**WHAT YOU HAVE TO DO**
Write out all records as given; omit images.

___ RECORDS FOR THE EXERCISE

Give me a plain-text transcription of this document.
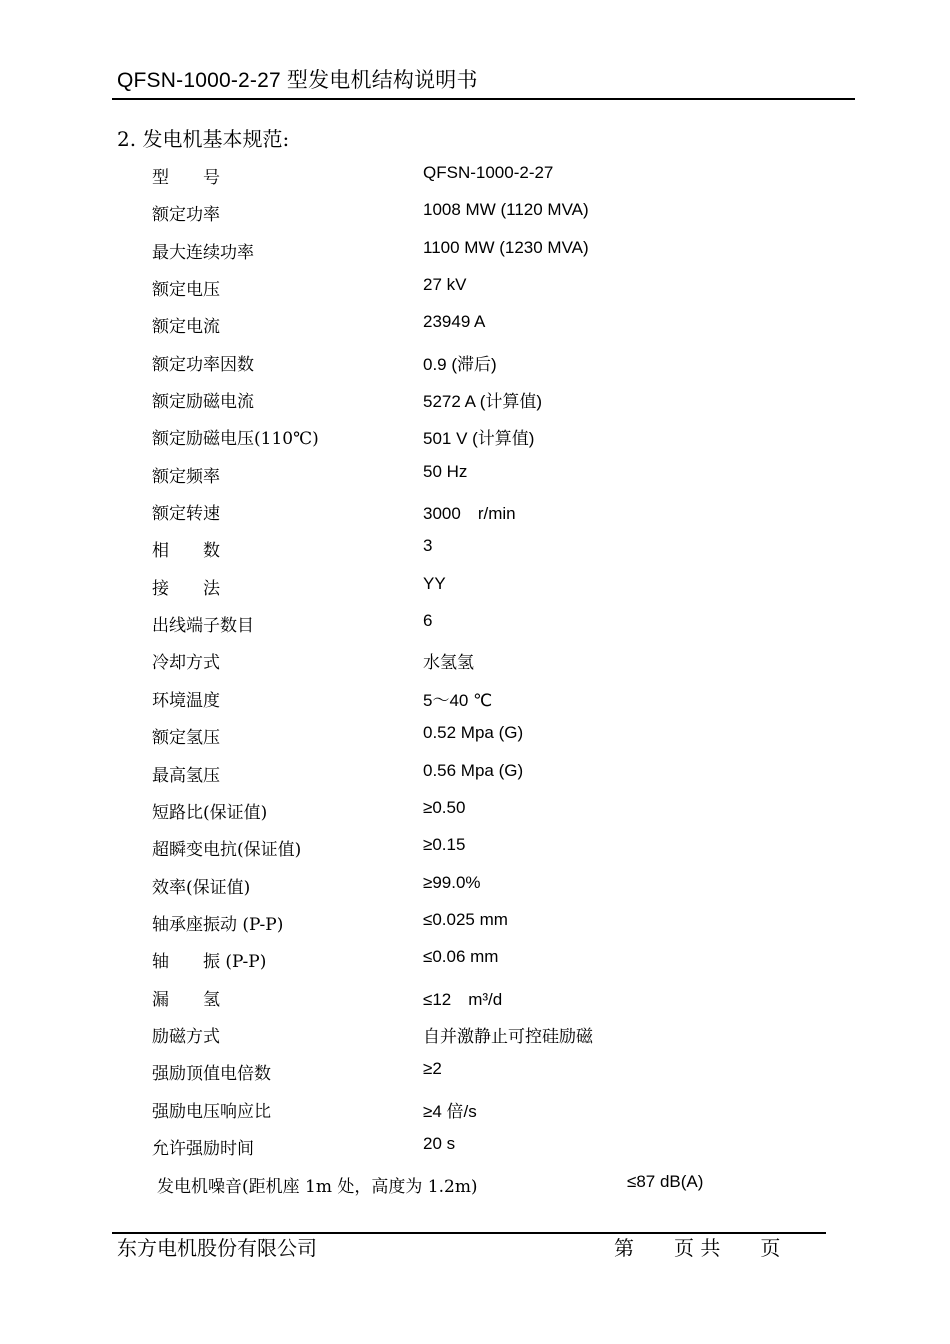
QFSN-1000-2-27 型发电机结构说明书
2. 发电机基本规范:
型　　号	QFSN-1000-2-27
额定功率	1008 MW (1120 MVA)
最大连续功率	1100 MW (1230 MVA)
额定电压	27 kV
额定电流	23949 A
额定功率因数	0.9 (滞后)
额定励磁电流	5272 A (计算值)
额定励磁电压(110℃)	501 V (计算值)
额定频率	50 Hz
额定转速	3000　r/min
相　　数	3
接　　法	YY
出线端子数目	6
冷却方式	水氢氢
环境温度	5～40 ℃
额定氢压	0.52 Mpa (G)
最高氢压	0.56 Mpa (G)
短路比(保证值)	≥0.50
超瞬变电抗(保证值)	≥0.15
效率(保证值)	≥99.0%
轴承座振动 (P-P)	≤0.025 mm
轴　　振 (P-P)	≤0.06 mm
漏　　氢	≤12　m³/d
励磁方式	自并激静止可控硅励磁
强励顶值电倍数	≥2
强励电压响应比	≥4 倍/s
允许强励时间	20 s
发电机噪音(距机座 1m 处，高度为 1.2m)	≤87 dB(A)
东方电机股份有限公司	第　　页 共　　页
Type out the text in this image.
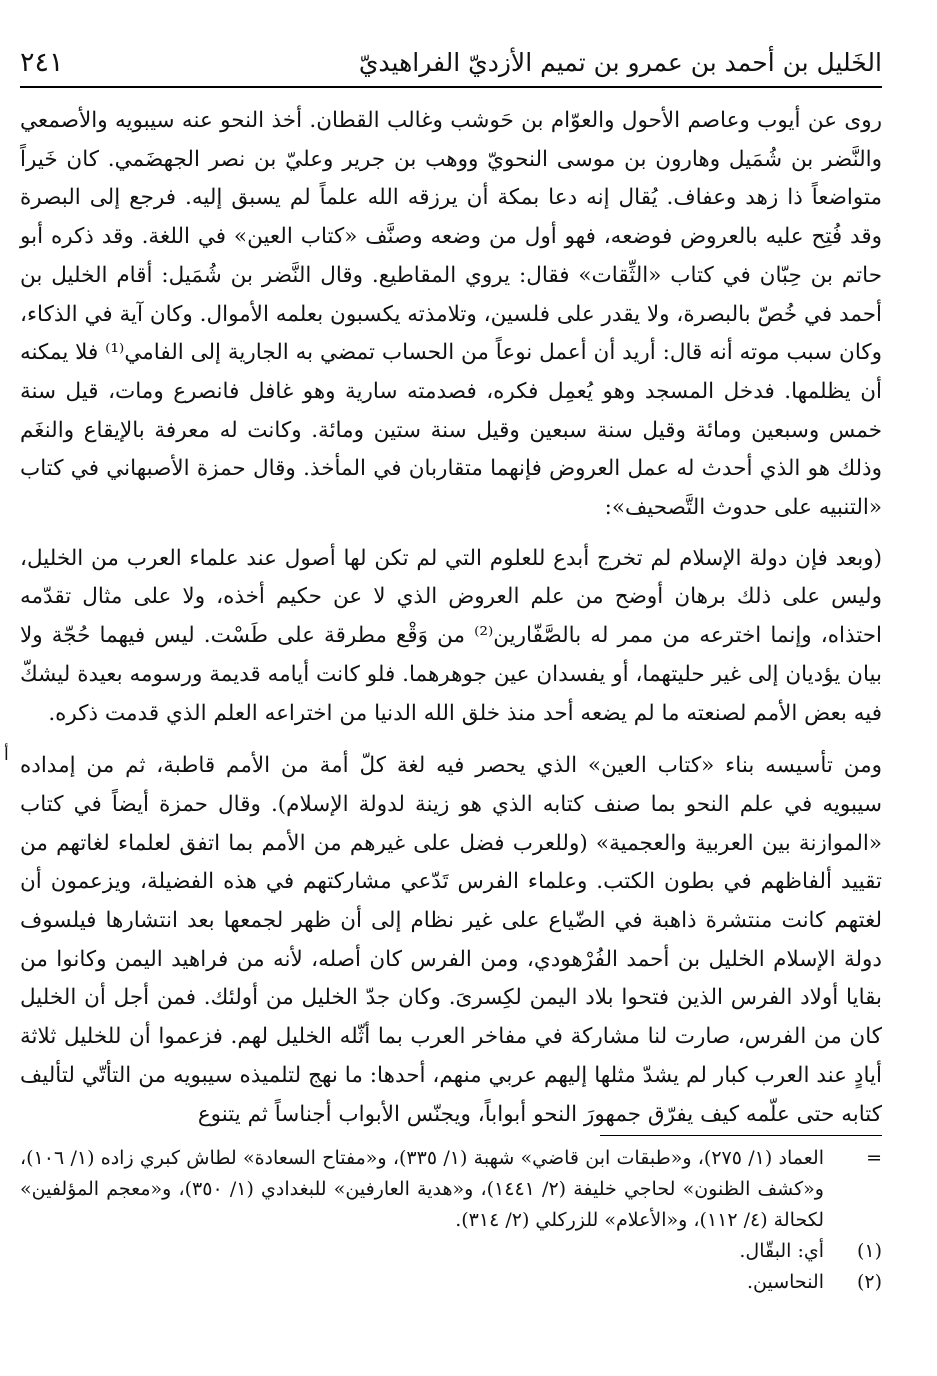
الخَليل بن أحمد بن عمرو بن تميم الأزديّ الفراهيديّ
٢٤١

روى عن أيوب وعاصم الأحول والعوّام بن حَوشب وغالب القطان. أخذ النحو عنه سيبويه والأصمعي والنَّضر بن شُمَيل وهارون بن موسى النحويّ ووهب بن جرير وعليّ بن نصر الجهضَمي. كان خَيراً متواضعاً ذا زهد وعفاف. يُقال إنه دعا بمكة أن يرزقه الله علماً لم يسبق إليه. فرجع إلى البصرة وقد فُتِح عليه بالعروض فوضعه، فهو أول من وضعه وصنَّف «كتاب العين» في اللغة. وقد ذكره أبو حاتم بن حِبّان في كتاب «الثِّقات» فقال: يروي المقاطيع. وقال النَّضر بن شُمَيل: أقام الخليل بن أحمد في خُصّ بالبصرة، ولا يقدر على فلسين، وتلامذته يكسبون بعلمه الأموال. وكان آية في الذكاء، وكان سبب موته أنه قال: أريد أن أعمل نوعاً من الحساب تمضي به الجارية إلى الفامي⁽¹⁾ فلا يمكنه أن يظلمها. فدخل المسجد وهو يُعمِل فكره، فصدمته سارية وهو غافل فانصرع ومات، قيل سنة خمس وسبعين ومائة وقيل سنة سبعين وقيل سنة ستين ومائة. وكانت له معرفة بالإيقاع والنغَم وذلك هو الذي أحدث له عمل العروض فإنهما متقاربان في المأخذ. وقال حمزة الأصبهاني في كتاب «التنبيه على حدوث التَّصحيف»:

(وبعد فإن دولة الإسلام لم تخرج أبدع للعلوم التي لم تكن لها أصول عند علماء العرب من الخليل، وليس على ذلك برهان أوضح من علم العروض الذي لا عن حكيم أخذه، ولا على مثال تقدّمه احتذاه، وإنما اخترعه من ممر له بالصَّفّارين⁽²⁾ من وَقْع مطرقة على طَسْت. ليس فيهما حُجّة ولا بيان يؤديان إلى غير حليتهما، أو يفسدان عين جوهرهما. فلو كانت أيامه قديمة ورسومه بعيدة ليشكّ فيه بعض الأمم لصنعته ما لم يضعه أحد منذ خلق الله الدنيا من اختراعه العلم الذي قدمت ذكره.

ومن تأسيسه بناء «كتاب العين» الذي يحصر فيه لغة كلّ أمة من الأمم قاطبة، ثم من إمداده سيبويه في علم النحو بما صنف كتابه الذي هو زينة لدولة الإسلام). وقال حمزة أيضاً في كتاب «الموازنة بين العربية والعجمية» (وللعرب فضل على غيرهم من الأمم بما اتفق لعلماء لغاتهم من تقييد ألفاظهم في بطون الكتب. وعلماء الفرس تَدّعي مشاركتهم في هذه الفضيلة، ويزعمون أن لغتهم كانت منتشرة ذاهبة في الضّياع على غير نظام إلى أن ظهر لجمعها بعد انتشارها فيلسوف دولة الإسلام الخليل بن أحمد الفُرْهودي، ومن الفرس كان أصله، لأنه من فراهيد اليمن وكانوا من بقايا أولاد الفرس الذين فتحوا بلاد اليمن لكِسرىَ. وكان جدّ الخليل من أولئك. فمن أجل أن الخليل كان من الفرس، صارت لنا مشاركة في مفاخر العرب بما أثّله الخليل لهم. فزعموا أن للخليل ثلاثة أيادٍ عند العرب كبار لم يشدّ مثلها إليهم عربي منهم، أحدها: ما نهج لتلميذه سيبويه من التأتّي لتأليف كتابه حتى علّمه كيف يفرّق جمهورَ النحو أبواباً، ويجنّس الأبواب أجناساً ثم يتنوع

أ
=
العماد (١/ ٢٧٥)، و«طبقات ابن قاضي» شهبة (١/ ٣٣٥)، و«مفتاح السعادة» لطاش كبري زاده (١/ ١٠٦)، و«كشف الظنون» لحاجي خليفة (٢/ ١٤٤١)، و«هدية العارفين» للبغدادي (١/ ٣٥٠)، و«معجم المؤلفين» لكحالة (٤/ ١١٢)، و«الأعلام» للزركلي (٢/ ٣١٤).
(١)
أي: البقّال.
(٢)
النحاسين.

______

**ANSWER FOR THE TASK**
Give me a plain-text transcription of this document.
QFSN-1000-2-27 型发电机结构说明书
2. 发电机基本规范:
型　　号	QFSN-1000-2-27
额定功率	1008 MW (1120 MVA)
最大连续功率	1100 MW (1230 MVA)
额定电压	27 kV
额定电流	23949 A
额定功率因数	0.9 (滞后)
额定励磁电流	5272 A (计算值)
额定励磁电压(110℃)	501 V (计算值)
额定频率	50 Hz
额定转速	3000　r/min
相　　数	3
接　　法	YY
出线端子数目	6
冷却方式	水氢氢
环境温度	5～40 ℃
额定氢压	0.52 Mpa (G)
最高氢压	0.56 Mpa (G)
短路比(保证值)	≥0.50
超瞬变电抗(保证值)	≥0.15
效率(保证值)	≥99.0%
轴承座振动 (P-P)	≤0.025 mm
轴　　振 (P-P)	≤0.06 mm
漏　　氢	≤12　m³/d
励磁方式	自并激静止可控硅励磁
强励顶值电倍数	≥2
强励电压响应比	≥4 倍/s
允许强励时间	20 s
发电机噪音(距机座 1m 处，高度为 1.2m)	≤87 dB(A)
东方电机股份有限公司	第　　页 共　　页
Type out the text in this image.
الخَليل بن أحمد بن عمرو بن تميم الأزديّ الفراهيديّ
٢٤١

روى عن أيوب وعاصم الأحول والعوّام بن حَوشب وغالب القطان. أخذ النحو عنه سيبويه والأصمعي والنَّضر بن شُمَيل وهارون بن موسى النحويّ ووهب بن جرير وعليّ بن نصر الجهضَمي. كان خَيراً متواضعاً ذا زهد وعفاف. يُقال إنه دعا بمكة أن يرزقه الله علماً لم يسبق إليه. فرجع إلى البصرة وقد فُتِح عليه بالعروض فوضعه، فهو أول من وضعه وصنَّف «كتاب العين» في اللغة. وقد ذكره أبو حاتم بن حِبّان في كتاب «الثِّقات» فقال: يروي المقاطيع. وقال النَّضر بن شُمَيل: أقام الخليل بن أحمد في خُصّ بالبصرة، ولا يقدر على فلسين، وتلامذته يكسبون بعلمه الأموال. وكان آية في الذكاء، وكان سبب موته أنه قال: أريد أن أعمل نوعاً من الحساب تمضي به الجارية إلى الفامي⁽¹⁾ فلا يمكنه أن يظلمها. فدخل المسجد وهو يُعمِل فكره، فصدمته سارية وهو غافل فانصرع ومات، قيل سنة خمس وسبعين ومائة وقيل سنة سبعين وقيل سنة ستين ومائة. وكانت له معرفة بالإيقاع والنغَم وذلك هو الذي أحدث له عمل العروض فإنهما متقاربان في المأخذ. وقال حمزة الأصبهاني في كتاب «التنبيه على حدوث التَّصحيف»:

(وبعد فإن دولة الإسلام لم تخرج أبدع للعلوم التي لم تكن لها أصول عند علماء العرب من الخليل، وليس على ذلك برهان أوضح من علم العروض الذي لا عن حكيم أخذه، ولا على مثال تقدّمه احتذاه، وإنما اخترعه من ممر له بالصَّفّارين⁽²⁾ من وَقْع مطرقة على طَسْت. ليس فيهما حُجّة ولا بيان يؤديان إلى غير حليتهما، أو يفسدان عين جوهرهما. فلو كانت أيامه قديمة ورسومه بعيدة ليشكّ فيه بعض الأمم لصنعته ما لم يضعه أحد منذ خلق الله الدنيا من اختراعه العلم الذي قدمت ذكره.

ومن تأسيسه بناء «كتاب العين» الذي يحصر فيه لغة كلّ أمة من الأمم قاطبة، ثم من إمداده سيبويه في علم النحو بما صنف كتابه الذي هو زينة لدولة الإسلام). وقال حمزة أيضاً في كتاب «الموازنة بين العربية والعجمية» (وللعرب فضل على غيرهم من الأمم بما اتفق لعلماء لغاتهم من تقييد ألفاظهم في بطون الكتب. وعلماء الفرس تَدّعي مشاركتهم في هذه الفضيلة، ويزعمون أن لغتهم كانت منتشرة ذاهبة في الضّياع على غير نظام إلى أن ظهر لجمعها بعد انتشارها فيلسوف دولة الإسلام الخليل بن أحمد الفُرْهودي، ومن الفرس كان أصله، لأنه من فراهيد اليمن وكانوا من بقايا أولاد الفرس الذين فتحوا بلاد اليمن لكِسرىَ. وكان جدّ الخليل من أولئك. فمن أجل أن الخليل كان من الفرس، صارت لنا مشاركة في مفاخر العرب بما أثّله الخليل لهم. فزعموا أن للخليل ثلاثة أيادٍ عند العرب كبار لم يشدّ مثلها إليهم عربي منهم، أحدها: ما نهج لتلميذه سيبويه من التأتّي لتأليف كتابه حتى علّمه كيف يفرّق جمهورَ النحو أبواباً، ويجنّس الأبواب أجناساً ثم يتنوع

أ
=
العماد (١/ ٢٧٥)، و«طبقات ابن قاضي» شهبة (١/ ٣٣٥)، و«مفتاح السعادة» لطاش كبري زاده (١/ ١٠٦)، و«كشف الظنون» لحاجي خليفة (٢/ ١٤٤١)، و«هدية العارفين» للبغدادي (١/ ٣٥٠)، و«معجم المؤلفين» لكحالة (٤/ ١١٢)، و«الأعلام» للزركلي (٢/ ٣١٤).
(١)
أي: البقّال.
(٢)
النحاسين.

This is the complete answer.